* _Work to complete_: Write out each line from the data below that includes the word "List".

* _Dataset items_:
□ □ □ □ □ □ □

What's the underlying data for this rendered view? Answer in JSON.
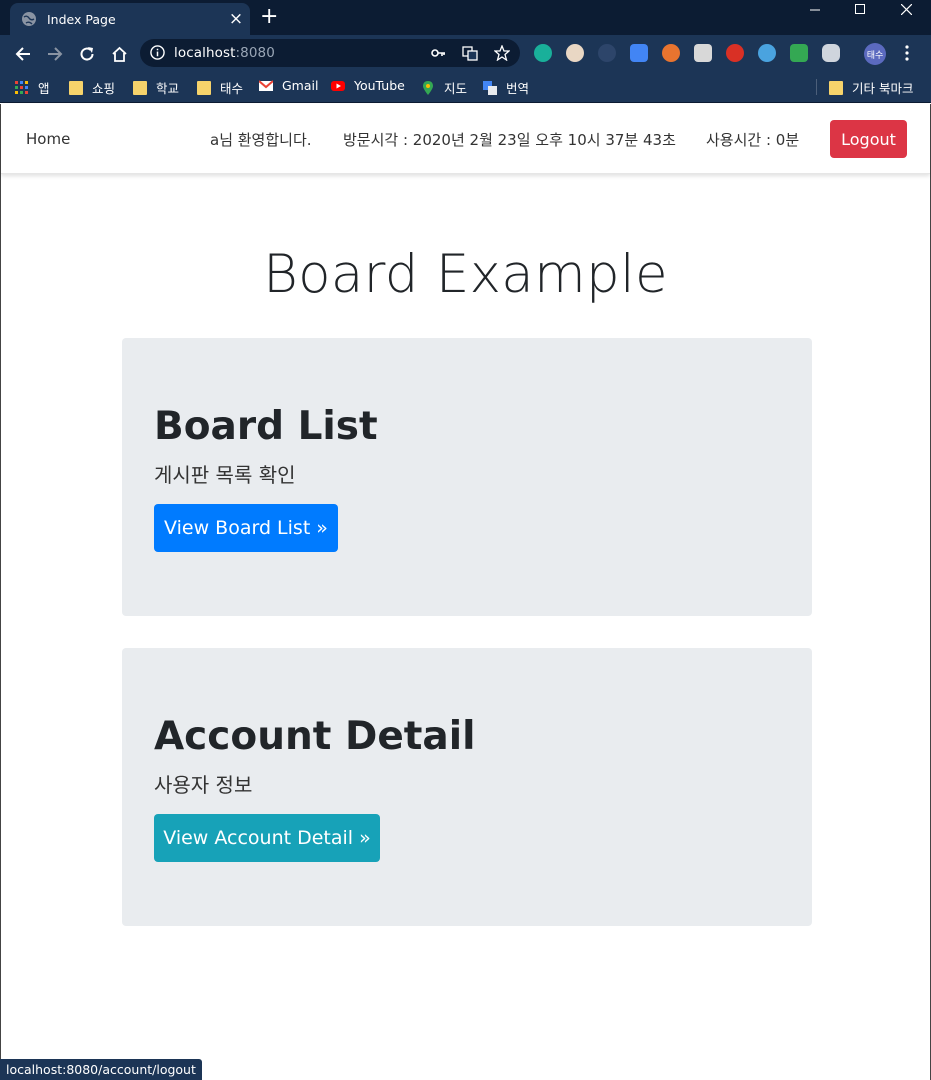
{
  "browser": {
    "tab_title": "Index Page",
    "tab_close": "×",
    "new_tab": "+",
    "url_host": "localhost",
    "url_port": ":8080",
    "profile_label": "태수",
    "bookmarks": [
      {
        "label": "앱",
        "icon": "apps-grid-icon"
      },
      {
        "label": "쇼핑",
        "icon": "folder-icon"
      },
      {
        "label": "학교",
        "icon": "folder-icon"
      },
      {
        "label": "태수",
        "icon": "folder-icon"
      },
      {
        "label": "Gmail",
        "icon": "gmail-icon"
      },
      {
        "label": "YouTube",
        "icon": "youtube-icon"
      },
      {
        "label": "지도",
        "icon": "maps-pin-icon"
      },
      {
        "label": "번역",
        "icon": "translate-icon"
      }
    ],
    "other_bookmarks": "기타 북마크",
    "status_url": "localhost:8080/account/logout",
    "colors": {
      "frame": "#0c1c33",
      "toolbar": "#1c3556"
    }
  },
  "navbar": {
    "home": "Home",
    "welcome": "a님 환영합니다.",
    "visit_time": "방문시각 : 2020년 2월 23일 오후 10시 37분 43초",
    "usage_time": "사용시간 : 0분",
    "logout": "Logout"
  },
  "main": {
    "title": "Board Example",
    "cards": [
      {
        "heading": "Board List",
        "subtitle": "게시판 목록 확인",
        "button": "View Board List »",
        "button_color": "#007bff"
      },
      {
        "heading": "Account Detail",
        "subtitle": "사용자 정보",
        "button": "View Account Detail »",
        "button_color": "#17a2b8"
      }
    ]
  }
}
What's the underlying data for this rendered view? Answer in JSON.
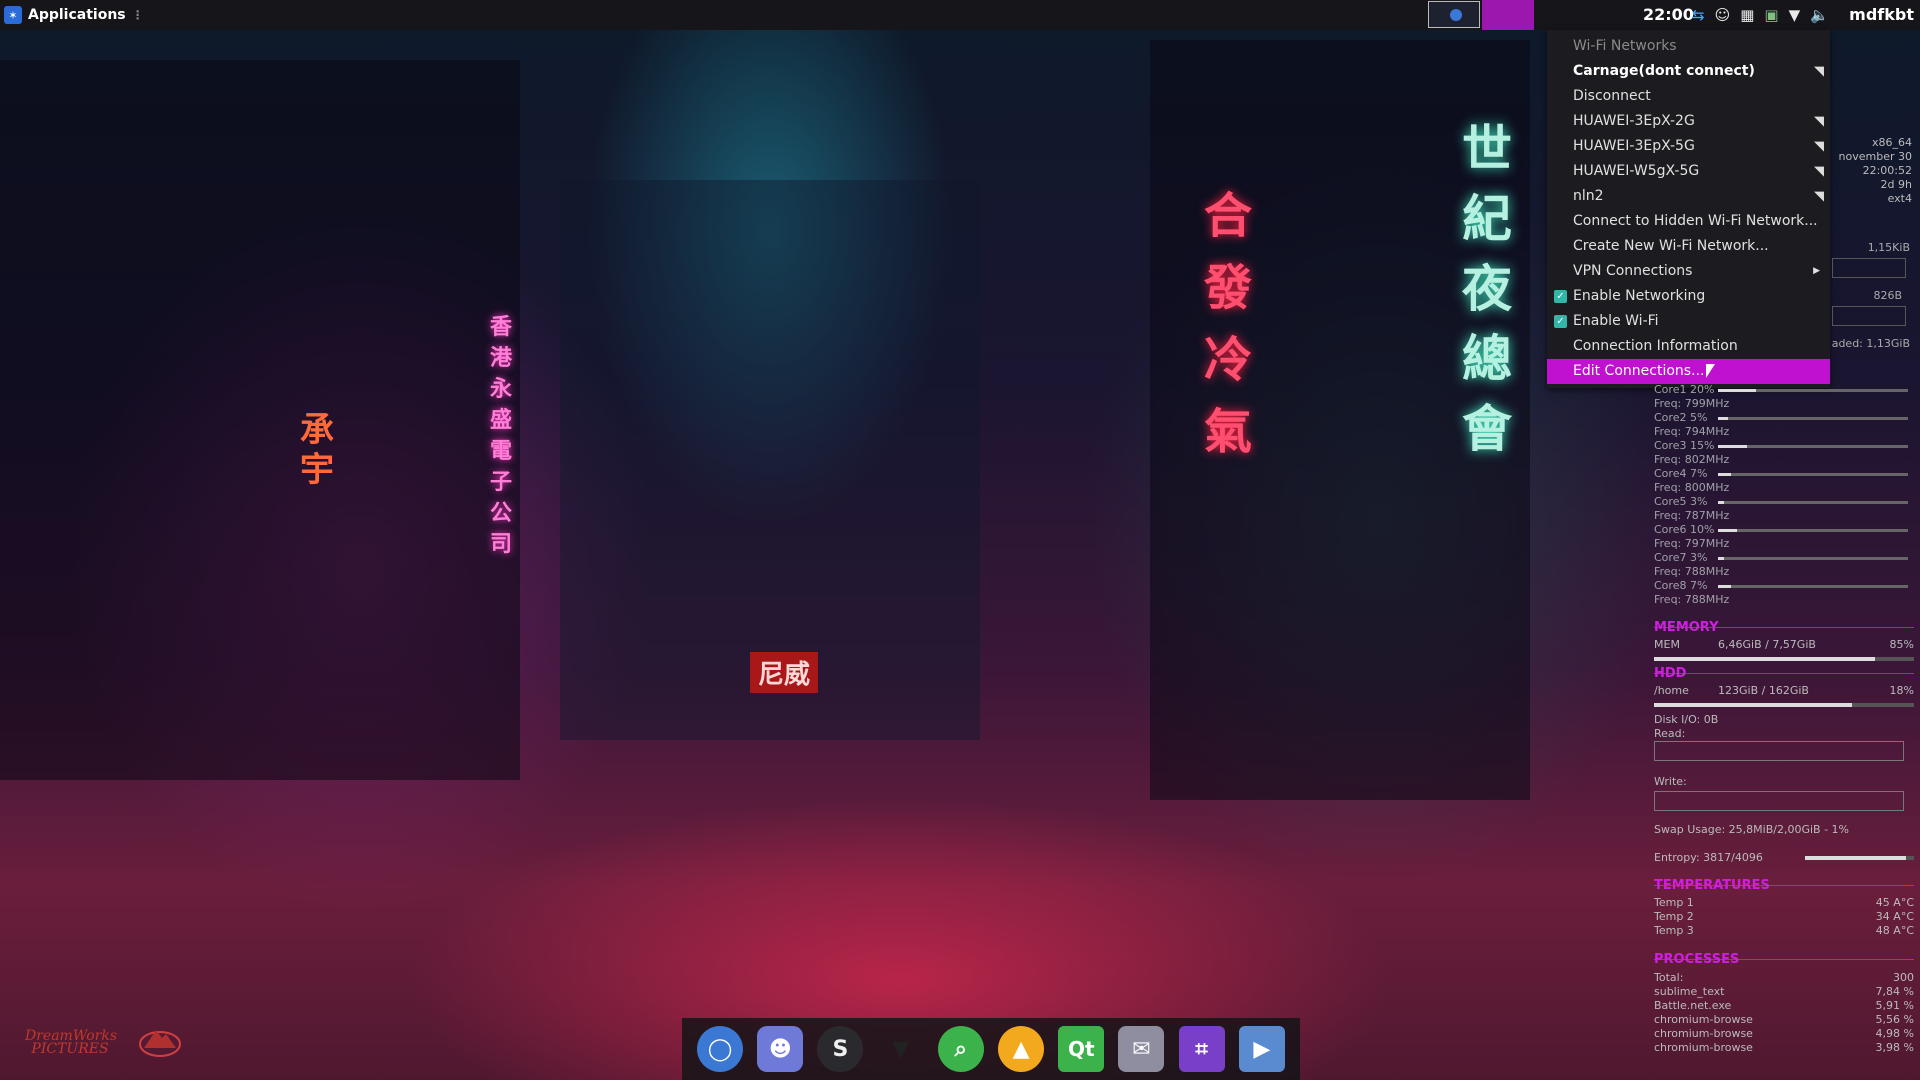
{
  "panel": {
    "apps_label": "Applications",
    "clock": "22:00",
    "user": "mdfkbt",
    "tray_icons": [
      "teamviewer-icon",
      "discord-icon",
      "window-icon",
      "image-viewer-icon",
      "wifi-icon",
      "volume-icon"
    ]
  },
  "menu": {
    "header": "Wi-Fi Networks",
    "active_network": "Carnage(dont connect)",
    "disconnect": "Disconnect",
    "networks": [
      "HUAWEI-3EpX-2G",
      "HUAWEI-3EpX-5G",
      "HUAWEI-W5gX-5G",
      "nln2"
    ],
    "connect_hidden": "Connect to Hidden Wi-Fi Network...",
    "create_new": "Create New Wi-Fi Network...",
    "vpn": "VPN Connections",
    "enable_networking": "Enable Networking",
    "enable_wifi": "Enable Wi-Fi",
    "connection_info": "Connection Information",
    "edit_connections": "Edit Connections..."
  },
  "conky": {
    "sysinfo": [
      "x86_64",
      "november 30",
      "22:00:52",
      "2d 9h",
      "ext4"
    ],
    "net_up": "1,15KiB",
    "net_down": "826B",
    "net_total": "aded: 1,13GiB",
    "cores": [
      {
        "label": "Core1 20%",
        "pct": 20,
        "freq": "Freq: 799MHz"
      },
      {
        "label": "Core2 5%",
        "pct": 5,
        "freq": "Freq: 794MHz"
      },
      {
        "label": "Core3 15%",
        "pct": 15,
        "freq": "Freq: 802MHz"
      },
      {
        "label": "Core4 7%",
        "pct": 7,
        "freq": "Freq: 800MHz"
      },
      {
        "label": "Core5 3%",
        "pct": 3,
        "freq": "Freq: 787MHz"
      },
      {
        "label": "Core6 10%",
        "pct": 10,
        "freq": "Freq: 797MHz"
      },
      {
        "label": "Core7 3%",
        "pct": 3,
        "freq": "Freq: 788MHz"
      },
      {
        "label": "Core8 7%",
        "pct": 7,
        "freq": "Freq: 788MHz"
      }
    ],
    "memory_title": "MEMORY",
    "mem_label": "MEM",
    "mem_value": "6,46GiB / 7,57GiB",
    "mem_pct": "85%",
    "mem_fraction": 0.85,
    "hdd_title": "HDD",
    "home_label": "/home",
    "home_value": "123GiB  / 162GiB",
    "home_pct": "18%",
    "home_fraction": 0.76,
    "disk_io": "Disk I/O: 0B",
    "read": "Read:",
    "write": "Write:",
    "swap": "Swap Usage: 25,8MiB/2,00GiB - 1%",
    "entropy": "Entropy: 3817/4096",
    "temps_title": "TEMPERATURES",
    "temps": [
      {
        "label": "Temp 1",
        "value": "45 A°C"
      },
      {
        "label": "Temp 2",
        "value": "34 A°C"
      },
      {
        "label": "Temp 3",
        "value": "48 A°C"
      }
    ],
    "proc_title": "PROCESSES",
    "procs": [
      {
        "label": "Total:",
        "value": "300"
      },
      {
        "label": "sublime_text",
        "value": "7,84 %"
      },
      {
        "label": "Battle.net.exe",
        "value": "5,91 %"
      },
      {
        "label": "chromium-browse",
        "value": "5,56 %"
      },
      {
        "label": "chromium-browse",
        "value": "4,98 %"
      },
      {
        "label": "chromium-browse",
        "value": "3,98 %"
      }
    ]
  },
  "wallpaper": {
    "sign_left": "香港永盛電子公司",
    "sign_right": "合發冷氣",
    "sign_far_right": "世紀夜總會",
    "sign_store": "承宇",
    "sign_restaurant": "尼威"
  },
  "logos": {
    "dreamworks": "DreamWorks PICTURES"
  },
  "dock": [
    "chromium-icon",
    "discord-icon",
    "skype-icon",
    "inkscape-icon",
    "search-icon",
    "vlc-icon",
    "qt-icon",
    "pidgin-icon",
    "crop-icon",
    "screencast-icon"
  ]
}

□ □ □ □ □ □ □

* _Problem solution_:
        "heading": "Board List",
        "button": "View Board List »",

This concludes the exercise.